§ Given instruction
The entries below should be given again exactly, minus their pictures.

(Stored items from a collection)
-------
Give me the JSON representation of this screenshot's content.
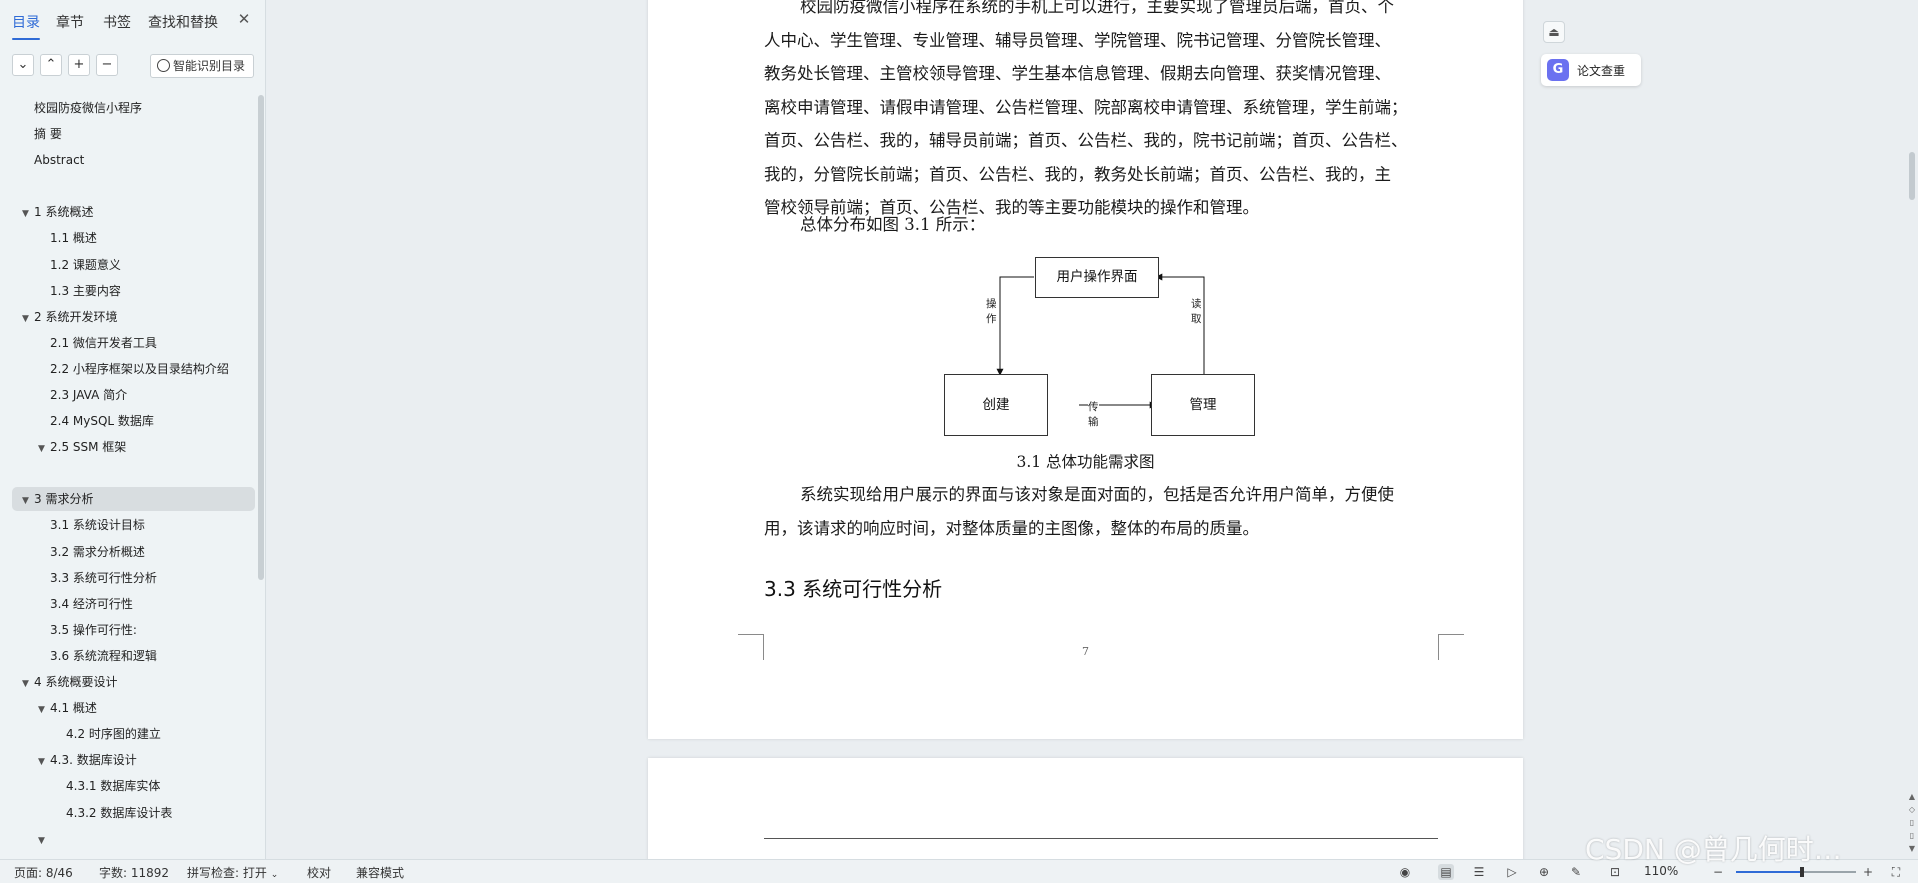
{
  "sidebar": {
    "tabs": [
      {
        "label": "目录",
        "active": true
      },
      {
        "label": "章节"
      },
      {
        "label": "书签"
      },
      {
        "label": "查找和替换"
      }
    ],
    "close_icon": "close-icon",
    "smart_toc_label": "智能识别目录",
    "toc": [
      {
        "label": "校园防疫微信小程序",
        "level": 0,
        "arrow": ""
      },
      {
        "label": "摘  要",
        "level": 0,
        "arrow": ""
      },
      {
        "label": "Abstract",
        "level": 0,
        "arrow": ""
      },
      {
        "label": "1  系统概述",
        "level": 0,
        "arrow": "▼"
      },
      {
        "label": "1.1  概述",
        "level": 1,
        "arrow": ""
      },
      {
        "label": "1.2 课题意义",
        "level": 1,
        "arrow": ""
      },
      {
        "label": "1.3  主要内容",
        "level": 1,
        "arrow": ""
      },
      {
        "label": "2  系统开发环境",
        "level": 0,
        "arrow": "▼"
      },
      {
        "label": "2.1 微信开发者工具",
        "level": 1,
        "arrow": ""
      },
      {
        "label": "2.2 小程序框架以及目录结构介绍",
        "level": 1,
        "arrow": ""
      },
      {
        "label": "2.3 JAVA 简介",
        "level": 1,
        "arrow": ""
      },
      {
        "label": "2.4 MySQL 数据库",
        "level": 1,
        "arrow": ""
      },
      {
        "label": "2.5 SSM 框架",
        "level": 1,
        "arrow": "▼"
      },
      {
        "label": "3  需求分析",
        "level": 0,
        "arrow": "▼",
        "selected": true
      },
      {
        "label": "3.1  系统设计目标",
        "level": 1,
        "arrow": ""
      },
      {
        "label": "3.2 需求分析概述",
        "level": 1,
        "arrow": ""
      },
      {
        "label": "3.3  系统可行性分析",
        "level": 1,
        "arrow": ""
      },
      {
        "label": "3.4 经济可行性",
        "level": 1,
        "arrow": ""
      },
      {
        "label": "3.5 操作可行性:",
        "level": 1,
        "arrow": ""
      },
      {
        "label": "3.6 系统流程和逻辑",
        "level": 1,
        "arrow": ""
      },
      {
        "label": "4 系统概要设计",
        "level": 0,
        "arrow": "▼"
      },
      {
        "label": "4.1  概述",
        "level": 1,
        "arrow": "▼"
      },
      {
        "label": "4.2  时序图的建立",
        "level": 2,
        "arrow": ""
      },
      {
        "label": "4.3.  数据库设计",
        "level": 1,
        "arrow": "▼"
      },
      {
        "label": "4.3.1  数据库实体",
        "level": 2,
        "arrow": ""
      },
      {
        "label": "4.3.2  数据库设计表",
        "level": 2,
        "arrow": ""
      },
      {
        "label": "",
        "level": 1,
        "arrow": "▼"
      }
    ]
  },
  "document": {
    "paragraph_lines": [
      "校园防疫微信小程序在系统的手机上可以进行，主要实现了管理员后端，首页、个",
      "人中心、学生管理、专业管理、辅导员管理、学院管理、院书记管理、分管院长管理、",
      "教务处长管理、主管校领导管理、学生基本信息管理、假期去向管理、获奖情况管理、",
      "离校申请管理、请假申请管理、公告栏管理、院部离校申请管理、系统管理，学生前端；",
      "首页、公告栏、我的，辅导员前端；首页、公告栏、我的，院书记前端；首页、公告栏、",
      "我的，分管院长前端；首页、公告栏、我的，教务处长前端；首页、公告栏、我的，主",
      "管校领导前端；首页、公告栏、我的等主要功能模块的操作和管理。"
    ],
    "figure_intro": "总体分布如图 3.1 所示：",
    "diagram": {
      "nodes": {
        "top": "用户操作界面",
        "left": "创建",
        "right": "管理"
      },
      "edges": {
        "op": "操作",
        "read": "读取",
        "transfer": "传输"
      }
    },
    "figure_caption": "3.1   总体功能需求图",
    "body_lines": [
      "系统实现给用户展示的界面与该对象是面对面的，包括是否允许用户简单，方便使",
      "用，该请求的响应时间，对整体质量的主图像，整体的布局的质量。"
    ],
    "section_heading": "3.3  系统可行性分析",
    "page_number": "7"
  },
  "right_panel": {
    "check_label": "论文查重",
    "check_icon": "G"
  },
  "statusbar": {
    "page": "页面: 8/46",
    "words": "字数: 11892",
    "spell": "拼写检查: 打开",
    "proofread": "校对",
    "compat": "兼容模式",
    "zoom": "110%",
    "zoom_fraction": 0.55
  },
  "watermark": "CSDN @曾几何时…"
}
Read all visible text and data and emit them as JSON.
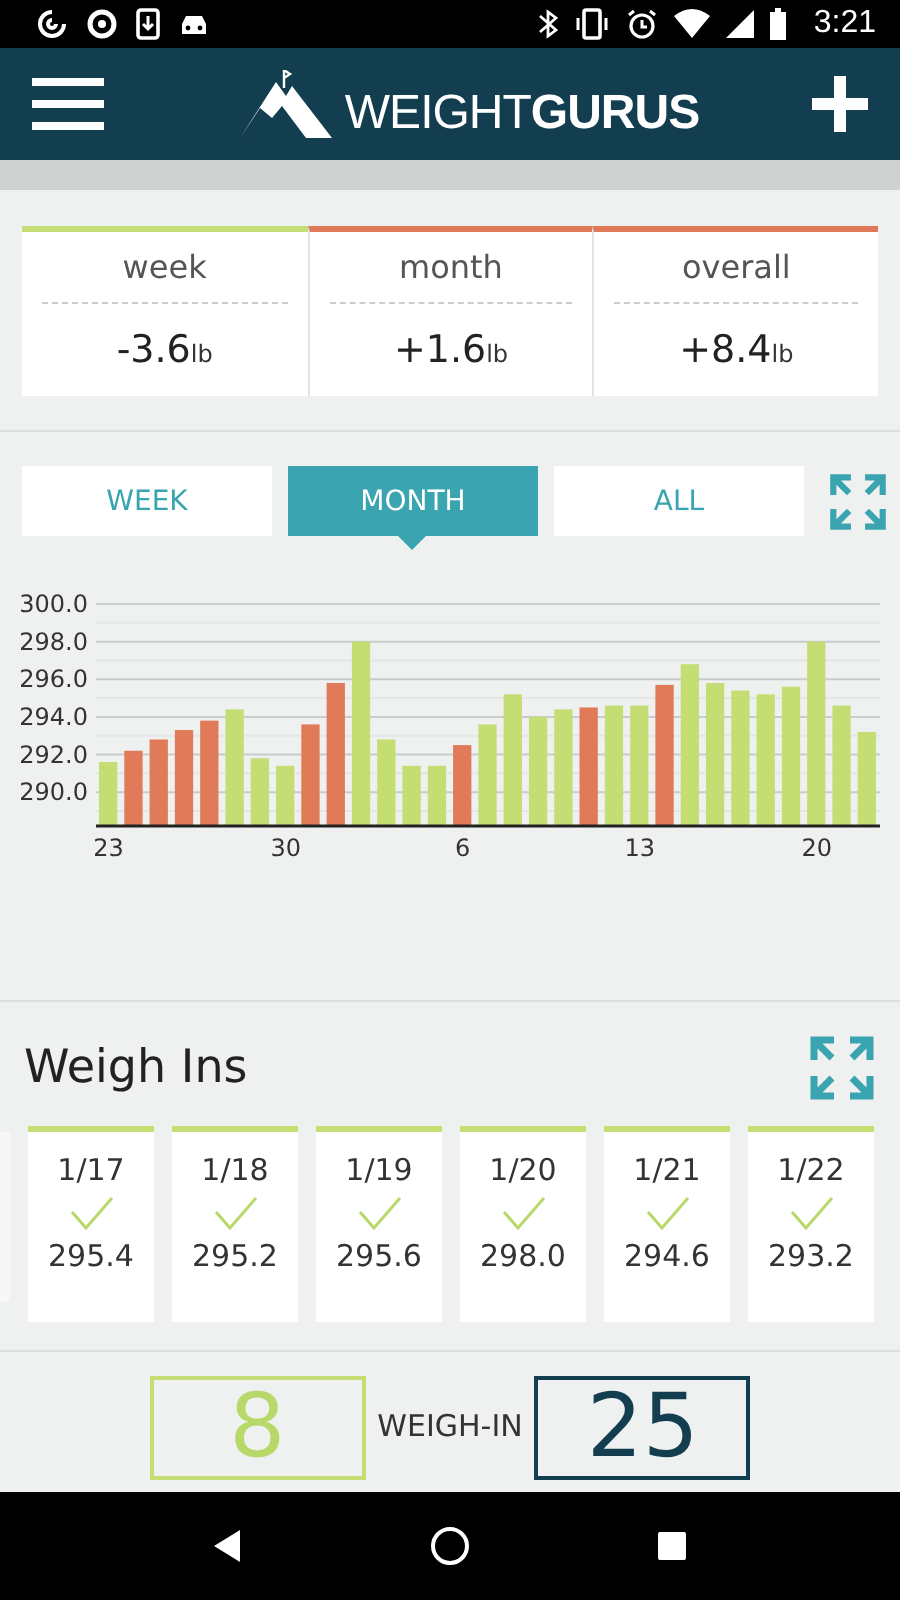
-------
§ Result for this exercise
Give me the JSON representation of this screenshot's content.
{
  "sidebar": {
    "tabs": [
      {
        "label": "目录",
        "active": true
      },
      {
        "label": "章节"
      },
      {
        "label": "书签"
      },
      {
        "label": "查找和替换"
      }
    ],
    "close_icon": "close-icon",
    "smart_toc_label": "智能识别目录",
    "toc": [
      {
        "label": "校园防疫微信小程序",
        "level": 0,
        "arrow": ""
      },
      {
        "label": "摘  要",
        "level": 0,
        "arrow": ""
      },
      {
        "label": "Abstract",
        "level": 0,
        "arrow": ""
      },
      {
        "label": "1  系统概述",
        "level": 0,
        "arrow": "▼"
      },
      {
        "label": "1.1  概述",
        "level": 1,
        "arrow": ""
      },
      {
        "label": "1.2 课题意义",
        "level": 1,
        "arrow": ""
      },
      {
        "label": "1.3  主要内容",
        "level": 1,
        "arrow": ""
      },
      {
        "label": "2  系统开发环境",
        "level": 0,
        "arrow": "▼"
      },
      {
        "label": "2.1 微信开发者工具",
        "level": 1,
        "arrow": ""
      },
      {
        "label": "2.2 小程序框架以及目录结构介绍",
        "level": 1,
        "arrow": ""
      },
      {
        "label": "2.3 JAVA 简介",
        "level": 1,
        "arrow": ""
      },
      {
        "label": "2.4 MySQL 数据库",
        "level": 1,
        "arrow": ""
      },
      {
        "label": "2.5 SSM 框架",
        "level": 1,
        "arrow": "▼"
      },
      {
        "label": "3  需求分析",
        "level": 0,
        "arrow": "▼",
        "selected": true
      },
      {
        "label": "3.1  系统设计目标",
        "level": 1,
        "arrow": ""
      },
      {
        "label": "3.2 需求分析概述",
        "level": 1,
        "arrow": ""
      },
      {
        "label": "3.3  系统可行性分析",
        "level": 1,
        "arrow": ""
      },
      {
        "label": "3.4 经济可行性",
        "level": 1,
        "arrow": ""
      },
      {
        "label": "3.5 操作可行性:",
        "level": 1,
        "arrow": ""
      },
      {
        "label": "3.6 系统流程和逻辑",
        "level": 1,
        "arrow": ""
      },
      {
        "label": "4 系统概要设计",
        "level": 0,
        "arrow": "▼"
      },
      {
        "label": "4.1  概述",
        "level": 1,
        "arrow": "▼"
      },
      {
        "label": "4.2  时序图的建立",
        "level": 2,
        "arrow": ""
      },
      {
        "label": "4.3.  数据库设计",
        "level": 1,
        "arrow": "▼"
      },
      {
        "label": "4.3.1  数据库实体",
        "level": 2,
        "arrow": ""
      },
      {
        "label": "4.3.2  数据库设计表",
        "level": 2,
        "arrow": ""
      },
      {
        "label": "",
        "level": 1,
        "arrow": "▼"
      }
    ]
  },
  "document": {
    "paragraph_lines": [
      "校园防疫微信小程序在系统的手机上可以进行，主要实现了管理员后端，首页、个",
      "人中心、学生管理、专业管理、辅导员管理、学院管理、院书记管理、分管院长管理、",
      "教务处长管理、主管校领导管理、学生基本信息管理、假期去向管理、获奖情况管理、",
      "离校申请管理、请假申请管理、公告栏管理、院部离校申请管理、系统管理，学生前端；",
      "首页、公告栏、我的，辅导员前端；首页、公告栏、我的，院书记前端；首页、公告栏、",
      "我的，分管院长前端；首页、公告栏、我的，教务处长前端；首页、公告栏、我的，主",
      "管校领导前端；首页、公告栏、我的等主要功能模块的操作和管理。"
    ],
    "figure_intro": "总体分布如图 3.1 所示：",
    "diagram": {
      "nodes": {
        "top": "用户操作界面",
        "left": "创建",
        "right": "管理"
      },
      "edges": {
        "op": "操作",
        "read": "读取",
        "transfer": "传输"
      }
    },
    "figure_caption": "3.1   总体功能需求图",
    "body_lines": [
      "系统实现给用户展示的界面与该对象是面对面的，包括是否允许用户简单，方便使",
      "用，该请求的响应时间，对整体质量的主图像，整体的布局的质量。"
    ],
    "section_heading": "3.3  系统可行性分析",
    "page_number": "7"
  },
  "right_panel": {
    "check_label": "论文查重",
    "check_icon": "G"
  },
  "statusbar": {
    "page": "页面: 8/46",
    "words": "字数: 11892",
    "spell": "拼写检查: 打开",
    "proofread": "校对",
    "compat": "兼容模式",
    "zoom": "110%",
    "zoom_fraction": 0.55
  },
  "watermark": "CSDN @曾几何时…"
}
Read all visible text and data and emit them as JSON.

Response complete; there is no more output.